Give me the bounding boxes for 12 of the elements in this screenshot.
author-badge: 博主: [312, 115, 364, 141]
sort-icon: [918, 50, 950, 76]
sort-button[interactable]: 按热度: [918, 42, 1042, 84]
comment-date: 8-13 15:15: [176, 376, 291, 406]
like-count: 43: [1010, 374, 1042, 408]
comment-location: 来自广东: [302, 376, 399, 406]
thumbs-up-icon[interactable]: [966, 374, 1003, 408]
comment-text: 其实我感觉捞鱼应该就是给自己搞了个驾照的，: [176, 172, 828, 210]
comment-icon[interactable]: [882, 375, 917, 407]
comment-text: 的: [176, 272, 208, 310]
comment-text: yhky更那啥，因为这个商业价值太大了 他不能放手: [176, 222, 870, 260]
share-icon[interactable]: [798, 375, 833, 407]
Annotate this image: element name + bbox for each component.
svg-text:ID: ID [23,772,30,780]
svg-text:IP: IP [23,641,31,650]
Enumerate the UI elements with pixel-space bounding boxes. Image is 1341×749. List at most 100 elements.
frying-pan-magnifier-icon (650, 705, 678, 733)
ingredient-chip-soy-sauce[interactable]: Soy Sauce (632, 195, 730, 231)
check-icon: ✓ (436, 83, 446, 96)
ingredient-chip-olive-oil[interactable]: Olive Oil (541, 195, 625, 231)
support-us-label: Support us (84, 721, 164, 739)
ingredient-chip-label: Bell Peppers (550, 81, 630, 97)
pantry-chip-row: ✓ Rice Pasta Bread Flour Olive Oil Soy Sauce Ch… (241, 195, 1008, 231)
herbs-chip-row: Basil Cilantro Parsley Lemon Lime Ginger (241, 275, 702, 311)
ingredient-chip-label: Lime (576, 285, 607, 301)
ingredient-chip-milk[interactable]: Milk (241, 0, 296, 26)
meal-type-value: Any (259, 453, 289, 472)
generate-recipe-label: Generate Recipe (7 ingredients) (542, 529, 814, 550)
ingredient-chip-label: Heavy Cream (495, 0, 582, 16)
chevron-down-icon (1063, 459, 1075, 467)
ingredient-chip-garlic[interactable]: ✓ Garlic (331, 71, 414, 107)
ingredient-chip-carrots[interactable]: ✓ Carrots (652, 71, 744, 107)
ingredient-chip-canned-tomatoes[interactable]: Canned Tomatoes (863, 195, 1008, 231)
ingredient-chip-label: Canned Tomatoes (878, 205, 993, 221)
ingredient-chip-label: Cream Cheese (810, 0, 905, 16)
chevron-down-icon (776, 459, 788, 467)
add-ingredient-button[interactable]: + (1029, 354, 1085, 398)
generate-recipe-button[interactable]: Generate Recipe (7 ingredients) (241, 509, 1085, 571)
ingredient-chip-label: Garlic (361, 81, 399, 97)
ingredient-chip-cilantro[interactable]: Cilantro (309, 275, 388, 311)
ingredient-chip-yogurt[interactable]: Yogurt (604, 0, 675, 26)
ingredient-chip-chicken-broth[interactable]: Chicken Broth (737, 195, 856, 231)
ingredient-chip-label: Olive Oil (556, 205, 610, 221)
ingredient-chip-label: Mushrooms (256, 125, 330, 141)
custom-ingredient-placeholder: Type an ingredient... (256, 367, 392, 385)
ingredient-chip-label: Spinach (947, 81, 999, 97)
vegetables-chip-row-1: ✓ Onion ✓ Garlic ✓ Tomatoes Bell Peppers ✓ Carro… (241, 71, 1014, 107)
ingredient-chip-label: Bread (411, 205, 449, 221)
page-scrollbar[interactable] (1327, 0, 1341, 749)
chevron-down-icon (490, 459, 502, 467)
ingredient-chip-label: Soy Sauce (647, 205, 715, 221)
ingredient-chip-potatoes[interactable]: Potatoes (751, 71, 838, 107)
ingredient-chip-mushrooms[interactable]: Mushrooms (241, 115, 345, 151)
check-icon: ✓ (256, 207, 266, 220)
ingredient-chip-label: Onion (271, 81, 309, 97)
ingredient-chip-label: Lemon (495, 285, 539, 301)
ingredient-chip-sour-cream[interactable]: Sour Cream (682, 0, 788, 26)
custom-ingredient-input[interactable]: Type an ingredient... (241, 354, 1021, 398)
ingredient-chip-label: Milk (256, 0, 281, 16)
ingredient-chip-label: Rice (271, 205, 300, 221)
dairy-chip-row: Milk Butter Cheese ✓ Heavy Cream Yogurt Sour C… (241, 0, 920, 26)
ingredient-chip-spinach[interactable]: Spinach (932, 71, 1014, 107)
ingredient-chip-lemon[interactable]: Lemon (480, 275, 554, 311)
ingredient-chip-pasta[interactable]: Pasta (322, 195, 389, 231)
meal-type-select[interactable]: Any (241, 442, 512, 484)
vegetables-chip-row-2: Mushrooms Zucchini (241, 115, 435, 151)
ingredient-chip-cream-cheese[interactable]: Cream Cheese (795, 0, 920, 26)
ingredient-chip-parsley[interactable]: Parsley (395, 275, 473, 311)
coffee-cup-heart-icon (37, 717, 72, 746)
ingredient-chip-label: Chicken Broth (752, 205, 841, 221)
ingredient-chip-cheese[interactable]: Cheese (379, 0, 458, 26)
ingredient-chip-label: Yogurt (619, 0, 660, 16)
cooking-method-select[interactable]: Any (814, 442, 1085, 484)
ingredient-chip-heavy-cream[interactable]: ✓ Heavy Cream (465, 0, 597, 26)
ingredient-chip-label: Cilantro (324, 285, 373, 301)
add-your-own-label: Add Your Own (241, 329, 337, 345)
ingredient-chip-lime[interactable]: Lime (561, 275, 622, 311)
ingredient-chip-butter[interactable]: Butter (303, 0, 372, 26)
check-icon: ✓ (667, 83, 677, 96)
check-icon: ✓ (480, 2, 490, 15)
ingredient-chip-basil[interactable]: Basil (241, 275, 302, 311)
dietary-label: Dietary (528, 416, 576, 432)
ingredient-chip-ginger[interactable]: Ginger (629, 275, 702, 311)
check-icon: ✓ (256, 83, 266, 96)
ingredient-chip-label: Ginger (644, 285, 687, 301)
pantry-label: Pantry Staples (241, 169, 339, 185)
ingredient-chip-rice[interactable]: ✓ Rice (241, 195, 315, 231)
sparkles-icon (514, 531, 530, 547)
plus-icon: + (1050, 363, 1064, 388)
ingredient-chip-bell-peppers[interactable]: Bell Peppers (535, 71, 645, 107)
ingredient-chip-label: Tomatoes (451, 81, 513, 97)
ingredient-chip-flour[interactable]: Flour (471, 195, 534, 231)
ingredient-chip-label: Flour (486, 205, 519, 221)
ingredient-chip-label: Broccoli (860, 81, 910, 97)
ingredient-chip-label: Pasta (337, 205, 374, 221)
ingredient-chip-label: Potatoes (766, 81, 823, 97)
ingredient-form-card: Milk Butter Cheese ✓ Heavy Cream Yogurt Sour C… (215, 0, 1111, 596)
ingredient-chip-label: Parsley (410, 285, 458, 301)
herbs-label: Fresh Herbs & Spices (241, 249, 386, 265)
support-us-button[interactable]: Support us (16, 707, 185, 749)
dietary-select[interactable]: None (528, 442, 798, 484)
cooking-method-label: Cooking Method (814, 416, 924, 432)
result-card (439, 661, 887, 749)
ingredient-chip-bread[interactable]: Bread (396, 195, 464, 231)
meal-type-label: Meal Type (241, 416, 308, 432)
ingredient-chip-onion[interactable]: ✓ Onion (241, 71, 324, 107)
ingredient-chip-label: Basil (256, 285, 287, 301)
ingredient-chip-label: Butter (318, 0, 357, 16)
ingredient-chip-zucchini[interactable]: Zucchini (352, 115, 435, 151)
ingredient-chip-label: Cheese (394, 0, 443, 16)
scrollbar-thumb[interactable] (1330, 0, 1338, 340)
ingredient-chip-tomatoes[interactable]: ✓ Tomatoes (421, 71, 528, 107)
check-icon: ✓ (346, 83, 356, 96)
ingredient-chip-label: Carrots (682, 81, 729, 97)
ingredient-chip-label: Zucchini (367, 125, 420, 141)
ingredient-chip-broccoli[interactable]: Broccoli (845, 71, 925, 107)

——

Rewrite the data from its first line through the line holding "chevron-down-icon (776, 459, 788, 467)", inclusive, swapping "comment-text" for "reply-text" and leaving everything else as it is. Return only those lines.

Give me the bounding boxes for 12 of the elements in this screenshot.
author-badge: 博主: [312, 115, 364, 141]
sort-icon: [918, 50, 950, 76]
sort-button[interactable]: 按热度: [918, 42, 1042, 84]
comment-date: 8-13 15:15: [176, 376, 291, 406]
like-count: 43: [1010, 374, 1042, 408]
comment-location: 来自广东: [302, 376, 399, 406]
thumbs-up-icon[interactable]: [966, 374, 1003, 408]
reply-text: 其实我感觉捞鱼应该就是给自己搞了个驾照的，: [176, 172, 828, 210]
comment-icon[interactable]: [882, 375, 917, 407]
reply-text: 的: [176, 272, 208, 310]
reply-text: yhky更那啥，因为这个商业价值太大了 他不能放手: [176, 222, 870, 260]
share-icon[interactable]: [798, 375, 833, 407]
Annotate this image: element name + bbox for each component.
svg-text:ID: ID [23,772,30,780]
svg-text:IP: IP [23,641,31,650]
Enumerate the UI elements with pixel-space bounding boxes. Image is 1341×749. List at most 100 elements.
frying-pan-magnifier-icon (650, 705, 678, 733)
ingredient-chip-soy-sauce[interactable]: Soy Sauce (632, 195, 730, 231)
check-icon: ✓ (436, 83, 446, 96)
ingredient-chip-olive-oil[interactable]: Olive Oil (541, 195, 625, 231)
support-us-label: Support us (84, 721, 164, 739)
ingredient-chip-label: Bell Peppers (550, 81, 630, 97)
pantry-chip-row: ✓ Rice Pasta Bread Flour Olive Oil Soy Sauce Ch… (241, 195, 1008, 231)
herbs-chip-row: Basil Cilantro Parsley Lemon Lime Ginger (241, 275, 702, 311)
ingredient-chip-label: Lime (576, 285, 607, 301)
ingredient-chip-milk[interactable]: Milk (241, 0, 296, 26)
meal-type-value: Any (259, 453, 289, 472)
generate-recipe-label: Generate Recipe (7 ingredients) (542, 529, 814, 550)
ingredient-chip-label: Heavy Cream (495, 0, 582, 16)
chevron-down-icon (1063, 459, 1075, 467)
ingredient-chip-garlic[interactable]: ✓ Garlic (331, 71, 414, 107)
ingredient-chip-carrots[interactable]: ✓ Carrots (652, 71, 744, 107)
ingredient-chip-canned-tomatoes[interactable]: Canned Tomatoes (863, 195, 1008, 231)
ingredient-chip-label: Canned Tomatoes (878, 205, 993, 221)
ingredient-chip-label: Cream Cheese (810, 0, 905, 16)
chevron-down-icon (776, 459, 788, 467)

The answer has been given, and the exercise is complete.